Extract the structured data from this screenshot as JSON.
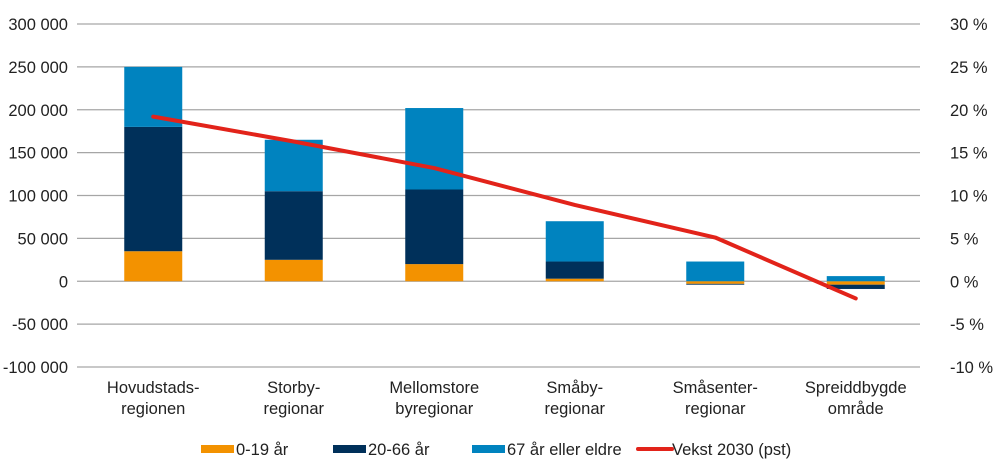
{
  "chart_data": {
    "type": "bar",
    "stacked": true,
    "title": "",
    "xlabel": "",
    "ylabel": "",
    "y2label": "",
    "categories": [
      [
        "Hovudstads-",
        "regionen"
      ],
      [
        "Storby-",
        "regionar"
      ],
      [
        "Mellomstore",
        "byregionar"
      ],
      [
        "Småby-",
        "regionar"
      ],
      [
        "Småsenter-",
        "regionar"
      ],
      [
        "Spreiddbygde",
        "område"
      ]
    ],
    "series": [
      {
        "name": "0-19 år",
        "type": "bar",
        "axis": "left",
        "color": "#f39200",
        "values": [
          35000,
          25000,
          20000,
          3000,
          -3000,
          -4000
        ]
      },
      {
        "name": "20-66 år",
        "type": "bar",
        "axis": "left",
        "color": "#00305a",
        "values": [
          145000,
          80000,
          87000,
          20000,
          -1000,
          -5000
        ]
      },
      {
        "name": "67 år eller eldre",
        "type": "bar",
        "axis": "left",
        "color": "#0083bf",
        "values": [
          70000,
          60000,
          95000,
          47000,
          23000,
          6000
        ]
      },
      {
        "name": "Vekst 2030 (pst)",
        "type": "line",
        "axis": "right",
        "color": "#e2231a",
        "values": [
          19.2,
          16.3,
          13.2,
          8.9,
          5.1,
          -2.0
        ]
      }
    ],
    "ylim": [
      -100000,
      300000
    ],
    "y_ticks": [
      300000,
      250000,
      200000,
      150000,
      100000,
      50000,
      0,
      -50000,
      -100000
    ],
    "y_tick_labels": [
      "300 000",
      "250 000",
      "200 000",
      "150 000",
      "100 000",
      "50 000",
      "0",
      "-50 000",
      "-100 000"
    ],
    "y2lim": [
      -10,
      30
    ],
    "y2_ticks": [
      30,
      25,
      20,
      15,
      10,
      5,
      0,
      -5,
      -10
    ],
    "y2_tick_labels": [
      "30 %",
      "25 %",
      "20 %",
      "15 %",
      "10 %",
      "5 %",
      "0 %",
      "-5 %",
      "-10 %"
    ],
    "grid": true,
    "legend_position": "bottom",
    "colors": {
      "grid": "#a6a6a6",
      "text": "#222222"
    }
  }
}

* [Written request]:
Extract the full listing exactly, with the pictures left out.

* [Solution for this task]:
Extract the structured data from this screenshot as JSON.
{
  "chart_data": {
    "type": "bar",
    "stacked": true,
    "title": "",
    "xlabel": "",
    "ylabel": "",
    "y2label": "",
    "categories": [
      [
        "Hovudstads-",
        "regionen"
      ],
      [
        "Storby-",
        "regionar"
      ],
      [
        "Mellomstore",
        "byregionar"
      ],
      [
        "Småby-",
        "regionar"
      ],
      [
        "Småsenter-",
        "regionar"
      ],
      [
        "Spreiddbygde",
        "område"
      ]
    ],
    "series": [
      {
        "name": "0-19 år",
        "type": "bar",
        "axis": "left",
        "color": "#f39200",
        "values": [
          35000,
          25000,
          20000,
          3000,
          -3000,
          -4000
        ]
      },
      {
        "name": "20-66 år",
        "type": "bar",
        "axis": "left",
        "color": "#00305a",
        "values": [
          145000,
          80000,
          87000,
          20000,
          -1000,
          -5000
        ]
      },
      {
        "name": "67 år eller eldre",
        "type": "bar",
        "axis": "left",
        "color": "#0083bf",
        "values": [
          70000,
          60000,
          95000,
          47000,
          23000,
          6000
        ]
      },
      {
        "name": "Vekst 2030 (pst)",
        "type": "line",
        "axis": "right",
        "color": "#e2231a",
        "values": [
          19.2,
          16.3,
          13.2,
          8.9,
          5.1,
          -2.0
        ]
      }
    ],
    "ylim": [
      -100000,
      300000
    ],
    "y_ticks": [
      300000,
      250000,
      200000,
      150000,
      100000,
      50000,
      0,
      -50000,
      -100000
    ],
    "y_tick_labels": [
      "300 000",
      "250 000",
      "200 000",
      "150 000",
      "100 000",
      "50 000",
      "0",
      "-50 000",
      "-100 000"
    ],
    "y2lim": [
      -10,
      30
    ],
    "y2_ticks": [
      30,
      25,
      20,
      15,
      10,
      5,
      0,
      -5,
      -10
    ],
    "y2_tick_labels": [
      "30 %",
      "25 %",
      "20 %",
      "15 %",
      "10 %",
      "5 %",
      "0 %",
      "-5 %",
      "-10 %"
    ],
    "grid": true,
    "legend_position": "bottom",
    "colors": {
      "grid": "#a6a6a6",
      "text": "#222222"
    }
  }
}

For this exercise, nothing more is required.